_Stated task_
Answer these about the Helm error post below:
1. What tool is being used to deploy the self-managed EKS cluster?
2. Which Helm release was created but has a failed status?
3. At which line of the ingress-nginx main.tf is the "helm_release" "nginx" resource reported?
[Start of Source excerpt]
Helm - Kubernetes cluster unreachable: the server has asked for the client to provide credentials - kubernetes

I'm trying to deploy an EKS self managed with Terraform. While I can deploy the cluster with addons, vpc, subnet and all other resources, it always fails at helm:
Error: Kubernetes cluster unreachable: the server has asked for the client to provide credentials
with module.eks-ssp-kubernetes-addons.module.ingress_nginx[0].helm_release.nginx[0]
on .terraform/modules/eks-ssp-kubernetes-addons/modules/kubernetes-addons/ingress-nginx/main.tf line 19, in resource "helm_release" "nginx":
resource "helm_release" "nginx" {
This error repeats for metrics_server, lb_ingress, argocd, but cluster-autoscaler throws:
Warning: Helm release "cluster-autoscaler" was created but has a failed status.
with module.eks-ssp-kubernetes-addons.module.cluster_autoscaler[0].helm_release.cluster_autoscaler[0]
on .terraform/modules/eks-ssp-kubernetes-addons/modules/kubernetes-addons/cluster-autoscaler/main.tf line 1, in resource "helm_release" "cluster_autoscaler":
resource "helm_release" "cluster_autoscaler" {
My main.tf looks like this:
terraform {
backend "remote" {}
required_providers {
aws = {
source = "hashicorp/aws"
[End of Source excerpt]
[Start of Data shown]
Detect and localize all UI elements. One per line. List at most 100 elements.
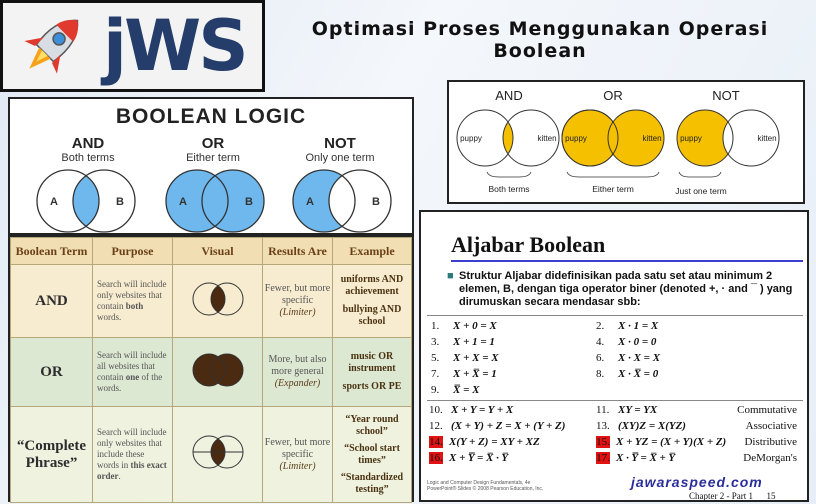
[End of Data shown]
_Solution for this exercise_
1. Terraform
2. cluster-autoscaler
3. Line 19